**Input for this task**
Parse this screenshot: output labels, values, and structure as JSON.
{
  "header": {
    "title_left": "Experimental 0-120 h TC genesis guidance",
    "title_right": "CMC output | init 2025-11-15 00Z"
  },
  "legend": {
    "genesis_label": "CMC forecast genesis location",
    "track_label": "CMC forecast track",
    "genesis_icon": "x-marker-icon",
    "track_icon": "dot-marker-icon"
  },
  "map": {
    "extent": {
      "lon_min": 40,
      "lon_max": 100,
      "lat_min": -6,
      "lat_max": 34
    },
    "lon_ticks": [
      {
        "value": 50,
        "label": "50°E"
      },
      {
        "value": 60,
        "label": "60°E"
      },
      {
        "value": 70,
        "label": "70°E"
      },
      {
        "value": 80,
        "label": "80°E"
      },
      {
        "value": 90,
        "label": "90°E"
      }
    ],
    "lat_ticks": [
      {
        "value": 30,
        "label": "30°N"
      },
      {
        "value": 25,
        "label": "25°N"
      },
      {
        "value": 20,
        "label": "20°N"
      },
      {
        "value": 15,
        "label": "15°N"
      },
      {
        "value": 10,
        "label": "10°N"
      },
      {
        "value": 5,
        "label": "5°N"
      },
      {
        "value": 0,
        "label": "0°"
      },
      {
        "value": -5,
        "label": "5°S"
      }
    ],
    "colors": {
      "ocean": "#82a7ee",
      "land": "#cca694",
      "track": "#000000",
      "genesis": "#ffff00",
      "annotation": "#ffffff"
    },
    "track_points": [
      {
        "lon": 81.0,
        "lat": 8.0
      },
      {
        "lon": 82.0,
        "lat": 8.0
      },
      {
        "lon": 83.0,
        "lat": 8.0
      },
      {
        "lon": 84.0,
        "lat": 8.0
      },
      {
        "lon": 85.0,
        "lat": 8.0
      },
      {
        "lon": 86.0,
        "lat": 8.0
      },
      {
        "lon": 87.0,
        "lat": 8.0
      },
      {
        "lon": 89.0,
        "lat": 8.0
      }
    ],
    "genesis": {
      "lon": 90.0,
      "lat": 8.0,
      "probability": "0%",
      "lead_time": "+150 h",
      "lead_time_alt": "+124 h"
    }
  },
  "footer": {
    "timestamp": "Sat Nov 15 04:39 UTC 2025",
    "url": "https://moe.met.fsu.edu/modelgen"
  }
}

**How to complete this task**
Each entry must be retyped exactly as it was written above.

**Answer to this task**
Parse this screenshot: output labels, values, and structure as JSON.
{
  "header": {
    "title_left": "Experimental 0-120 h TC genesis guidance",
    "title_right": "CMC output | init 2025-11-15 00Z"
  },
  "legend": {
    "genesis_label": "CMC forecast genesis location",
    "track_label": "CMC forecast track",
    "genesis_icon": "x-marker-icon",
    "track_icon": "dot-marker-icon"
  },
  "map": {
    "extent": {
      "lon_min": 40,
      "lon_max": 100,
      "lat_min": -6,
      "lat_max": 34
    },
    "lon_ticks": [
      {
        "value": 50,
        "label": "50°E"
      },
      {
        "value": 60,
        "label": "60°E"
      },
      {
        "value": 70,
        "label": "70°E"
      },
      {
        "value": 80,
        "label": "80°E"
      },
      {
        "value": 90,
        "label": "90°E"
      }
    ],
    "lat_ticks": [
      {
        "value": 30,
        "label": "30°N"
      },
      {
        "value": 25,
        "label": "25°N"
      },
      {
        "value": 20,
        "label": "20°N"
      },
      {
        "value": 15,
        "label": "15°N"
      },
      {
        "value": 10,
        "label": "10°N"
      },
      {
        "value": 5,
        "label": "5°N"
      },
      {
        "value": 0,
        "label": "0°"
      },
      {
        "value": -5,
        "label": "5°S"
      }
    ],
    "colors": {
      "ocean": "#82a7ee",
      "land": "#cca694",
      "track": "#000000",
      "genesis": "#ffff00",
      "annotation": "#ffffff"
    },
    "track_points": [
      {
        "lon": 81.0,
        "lat": 8.0
      },
      {
        "lon": 82.0,
        "lat": 8.0
      },
      {
        "lon": 83.0,
        "lat": 8.0
      },
      {
        "lon": 84.0,
        "lat": 8.0
      },
      {
        "lon": 85.0,
        "lat": 8.0
      },
      {
        "lon": 86.0,
        "lat": 8.0
      },
      {
        "lon": 87.0,
        "lat": 8.0
      },
      {
        "lon": 89.0,
        "lat": 8.0
      }
    ],
    "genesis": {
      "lon": 90.0,
      "lat": 8.0,
      "probability": "0%",
      "lead_time": "+150 h",
      "lead_time_alt": "+124 h"
    }
  },
  "footer": {
    "timestamp": "Sat Nov 15 04:39 UTC 2025",
    "url": "https://moe.met.fsu.edu/modelgen"
  }
}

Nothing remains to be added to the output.